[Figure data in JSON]
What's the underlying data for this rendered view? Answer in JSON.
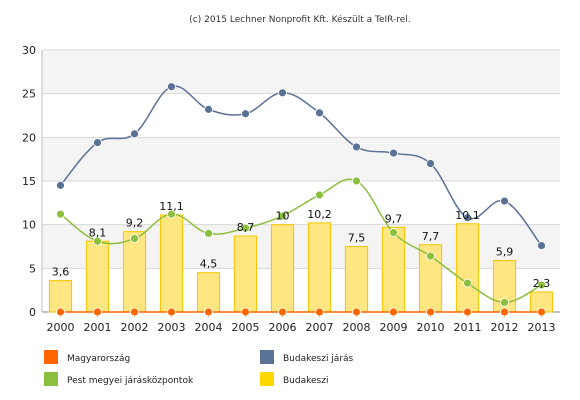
{
  "credit": "(c) 2015 Lechner Nonprofit Kft. Készült a TeIR-rel.",
  "chart_data": {
    "type": "bar",
    "title": "",
    "xlabel": "",
    "ylabel": "",
    "ylim": [
      0,
      30
    ],
    "yticks": [
      0,
      5,
      10,
      15,
      20,
      25,
      30
    ],
    "grid": true,
    "legend_position": "bottom",
    "categories": [
      "2000",
      "2001",
      "2002",
      "2003",
      "2004",
      "2005",
      "2006",
      "2007",
      "2008",
      "2009",
      "2010",
      "2011",
      "2012",
      "2013"
    ],
    "series": [
      {
        "name": "Budakeszi",
        "type": "bar",
        "color": "#ffd700",
        "labels_shown": true,
        "values": [
          3.6,
          8.1,
          9.2,
          11.1,
          4.5,
          8.7,
          10,
          10.2,
          7.5,
          9.7,
          7.7,
          10.1,
          5.9,
          2.3
        ],
        "value_labels": [
          "3,6",
          "8,1",
          "9,2",
          "11,1",
          "4,5",
          "8,7",
          "10",
          "10,2",
          "7,5",
          "9,7",
          "7,7",
          "10,1",
          "5,9",
          "2,3"
        ]
      },
      {
        "name": "Budakeszi járás",
        "type": "spline",
        "color": "#5a7295",
        "values": [
          14.5,
          19.4,
          20.4,
          25.8,
          23.2,
          22.7,
          25.1,
          22.8,
          18.9,
          18.2,
          17.0,
          10.8,
          12.7,
          7.6
        ]
      },
      {
        "name": "Pest megyei járásközpontok",
        "type": "spline",
        "color": "#8dbf3f",
        "values": [
          11.2,
          8.1,
          8.4,
          11.2,
          9.0,
          9.6,
          11.0,
          13.4,
          15.0,
          9.1,
          6.4,
          3.3,
          1.1,
          3.1
        ]
      },
      {
        "name": "Magyarország",
        "type": "line",
        "color": "#ff6600",
        "values": [
          0,
          0,
          0,
          0,
          0,
          0,
          0,
          0,
          0,
          0,
          0,
          0,
          0,
          0
        ]
      }
    ],
    "legend": [
      {
        "name": "Magyarország",
        "color": "#ff6600"
      },
      {
        "name": "Budakeszi járás",
        "color": "#5a7295"
      },
      {
        "name": "Pest megyei járásközpontok",
        "color": "#8dbf3f"
      },
      {
        "name": "Budakeszi",
        "color": "#ffd700"
      }
    ]
  }
}
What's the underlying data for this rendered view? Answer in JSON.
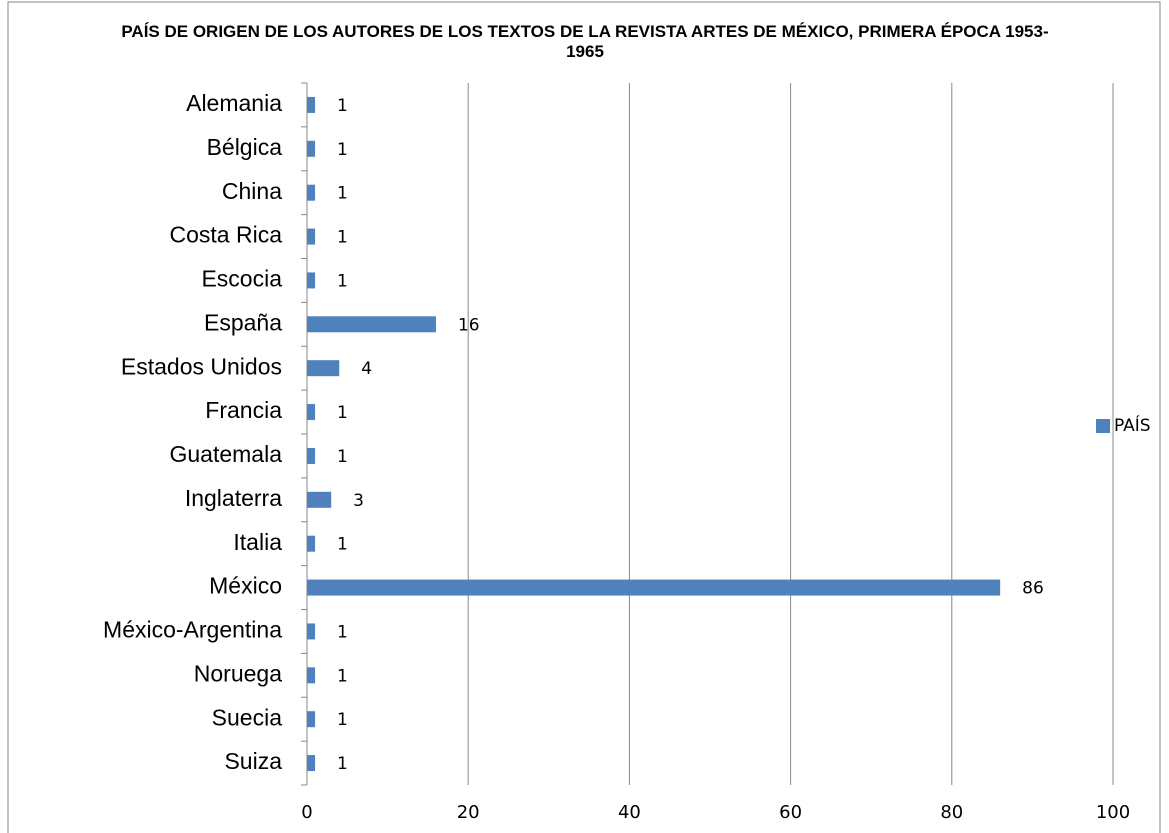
{
  "chart_data": {
    "type": "bar",
    "orientation": "horizontal",
    "title": "PAÍS DE ORIGEN DE LOS AUTORES DE LOS TEXTOS DE LA REVISTA ARTES DE MÉXICO, PRIMERA ÉPOCA 1953-1965",
    "categories": [
      "Alemania",
      "Bélgica",
      "China",
      "Costa Rica",
      "Escocia",
      "España",
      "Estados Unidos",
      "Francia",
      "Guatemala",
      "Inglaterra",
      "Italia",
      "México",
      "México-Argentina",
      "Noruega",
      "Suecia",
      "Suiza"
    ],
    "series": [
      {
        "name": "PAÍS",
        "color": "#4f81bd",
        "values": [
          1,
          1,
          1,
          1,
          1,
          16,
          4,
          1,
          1,
          3,
          1,
          86,
          1,
          1,
          1,
          1
        ]
      }
    ],
    "xlim": [
      0,
      100
    ],
    "xticks": [
      0,
      20,
      40,
      60,
      80,
      100
    ],
    "grid": true,
    "legend": "right"
  }
}
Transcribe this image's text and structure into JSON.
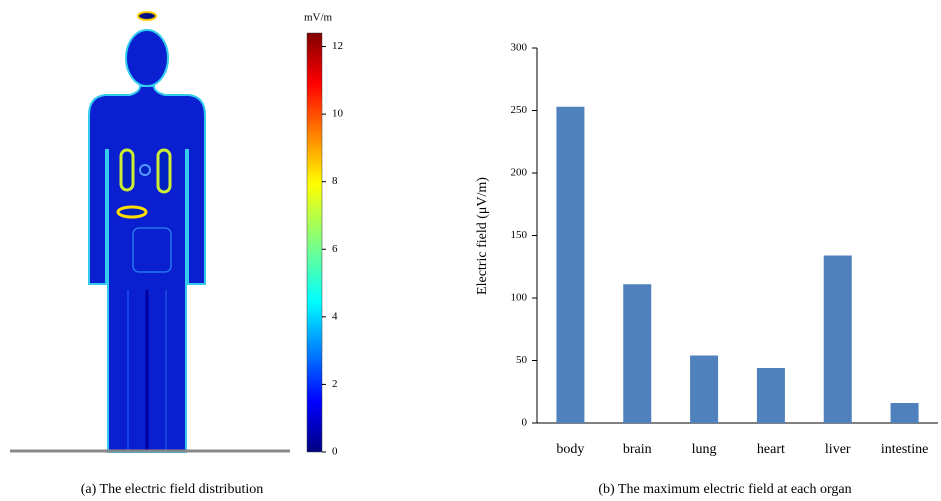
{
  "chart_data": [
    {
      "type": "heatmap",
      "colorbar_label": "mV/m",
      "clim": [
        0,
        12.4
      ],
      "cticks": [
        0,
        2,
        4,
        6,
        8,
        10,
        12
      ],
      "caption": "(a)  The electric field distribution"
    },
    {
      "type": "bar",
      "ylabel": "Electric field (μV/m)",
      "categories": [
        "body",
        "brain",
        "lung",
        "heart",
        "liver",
        "intestine"
      ],
      "values": [
        253,
        111,
        54,
        44,
        134,
        16
      ],
      "color": "#4f81bd",
      "ylim": [
        0,
        300
      ],
      "yticks": [
        0,
        50,
        100,
        150,
        200,
        250,
        300
      ],
      "caption": "(b) The maximum electric field at each organ"
    }
  ]
}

- _THE REQUEST_: Select every line where the word "title" occurs.

- _RESPONSE TO THIS TASK_:
    "title": "",
    "title": "PAÍS DE ORIGEN DE LOS AUTORES DE LOS TEXTOS DE LA REVISTA ARTES DE MÉXICO, PRIMERA ÉPOCA 1953-1965",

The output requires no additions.